**Working data:**
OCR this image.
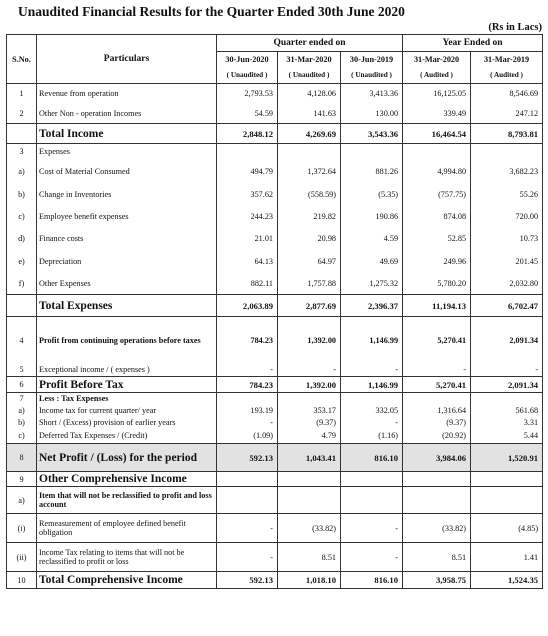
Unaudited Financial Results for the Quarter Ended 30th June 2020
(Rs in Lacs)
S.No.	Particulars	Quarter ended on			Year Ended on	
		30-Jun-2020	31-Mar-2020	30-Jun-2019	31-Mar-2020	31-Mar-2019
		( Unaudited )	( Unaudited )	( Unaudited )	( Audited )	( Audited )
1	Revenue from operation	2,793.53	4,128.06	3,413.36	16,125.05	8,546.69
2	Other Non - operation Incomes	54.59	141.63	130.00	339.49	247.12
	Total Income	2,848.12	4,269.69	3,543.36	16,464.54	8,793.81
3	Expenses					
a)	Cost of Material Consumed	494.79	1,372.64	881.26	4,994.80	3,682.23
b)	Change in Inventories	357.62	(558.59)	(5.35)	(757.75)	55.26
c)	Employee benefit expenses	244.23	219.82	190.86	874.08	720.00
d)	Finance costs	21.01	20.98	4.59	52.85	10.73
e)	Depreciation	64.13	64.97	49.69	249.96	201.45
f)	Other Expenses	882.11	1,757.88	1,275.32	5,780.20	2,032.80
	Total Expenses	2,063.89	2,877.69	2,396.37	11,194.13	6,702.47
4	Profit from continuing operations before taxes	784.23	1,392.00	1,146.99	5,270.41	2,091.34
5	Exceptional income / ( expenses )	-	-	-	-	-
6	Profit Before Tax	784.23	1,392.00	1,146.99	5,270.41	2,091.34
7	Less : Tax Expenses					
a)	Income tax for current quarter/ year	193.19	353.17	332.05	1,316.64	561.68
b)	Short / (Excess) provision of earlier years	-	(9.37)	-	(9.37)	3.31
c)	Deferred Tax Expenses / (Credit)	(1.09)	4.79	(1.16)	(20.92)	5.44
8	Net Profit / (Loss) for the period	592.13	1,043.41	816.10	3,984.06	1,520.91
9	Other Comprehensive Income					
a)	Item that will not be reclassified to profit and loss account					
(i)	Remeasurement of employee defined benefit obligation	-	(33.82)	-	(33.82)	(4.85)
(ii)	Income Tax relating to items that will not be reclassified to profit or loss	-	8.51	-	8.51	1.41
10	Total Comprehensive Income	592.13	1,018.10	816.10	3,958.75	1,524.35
---
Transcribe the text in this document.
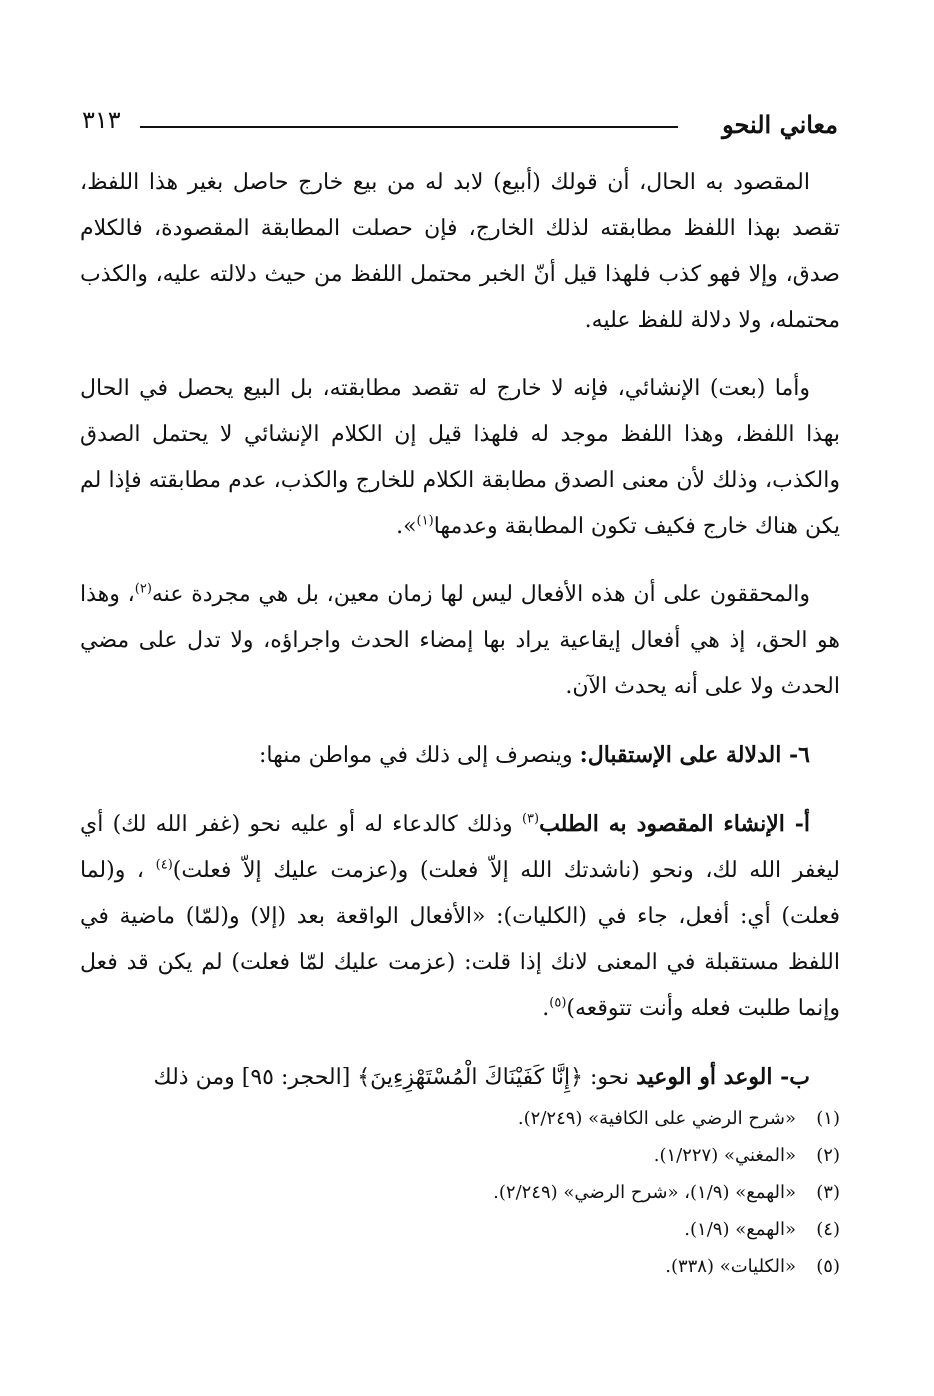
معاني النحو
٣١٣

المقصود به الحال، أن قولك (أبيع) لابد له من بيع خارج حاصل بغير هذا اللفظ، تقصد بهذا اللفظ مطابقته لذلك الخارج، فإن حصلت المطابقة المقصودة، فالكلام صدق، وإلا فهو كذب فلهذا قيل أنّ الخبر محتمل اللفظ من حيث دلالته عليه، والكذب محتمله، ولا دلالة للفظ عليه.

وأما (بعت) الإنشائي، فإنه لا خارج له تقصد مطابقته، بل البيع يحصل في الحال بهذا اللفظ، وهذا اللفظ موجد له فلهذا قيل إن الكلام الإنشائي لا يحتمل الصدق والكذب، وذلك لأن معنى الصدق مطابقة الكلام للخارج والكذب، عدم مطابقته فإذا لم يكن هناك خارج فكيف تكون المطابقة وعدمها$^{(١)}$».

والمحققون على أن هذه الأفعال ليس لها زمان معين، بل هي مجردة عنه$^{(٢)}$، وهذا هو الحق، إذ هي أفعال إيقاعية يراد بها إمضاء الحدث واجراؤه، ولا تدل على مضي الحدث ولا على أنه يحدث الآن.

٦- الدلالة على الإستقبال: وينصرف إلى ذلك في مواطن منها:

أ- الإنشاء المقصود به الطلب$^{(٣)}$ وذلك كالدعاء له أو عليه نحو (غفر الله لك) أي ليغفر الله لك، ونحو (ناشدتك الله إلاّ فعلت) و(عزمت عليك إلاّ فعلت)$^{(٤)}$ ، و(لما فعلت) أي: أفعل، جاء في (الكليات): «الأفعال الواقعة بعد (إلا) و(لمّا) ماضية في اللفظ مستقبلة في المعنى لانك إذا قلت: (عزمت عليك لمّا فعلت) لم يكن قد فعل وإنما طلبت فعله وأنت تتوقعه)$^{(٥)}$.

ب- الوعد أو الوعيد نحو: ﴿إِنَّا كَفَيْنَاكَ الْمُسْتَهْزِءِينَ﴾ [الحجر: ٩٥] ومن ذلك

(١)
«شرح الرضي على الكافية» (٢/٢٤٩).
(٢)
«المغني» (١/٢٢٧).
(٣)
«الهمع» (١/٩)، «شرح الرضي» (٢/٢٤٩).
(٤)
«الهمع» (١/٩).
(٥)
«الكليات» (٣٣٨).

**Written instruction:** Find the lines holding "Ended" and list every one.

**Problem solution:**
Unaudited Financial Results for the Quarter Ended 30th June 2020
S.No.	Particulars	Quarter ended on			Year Ended on	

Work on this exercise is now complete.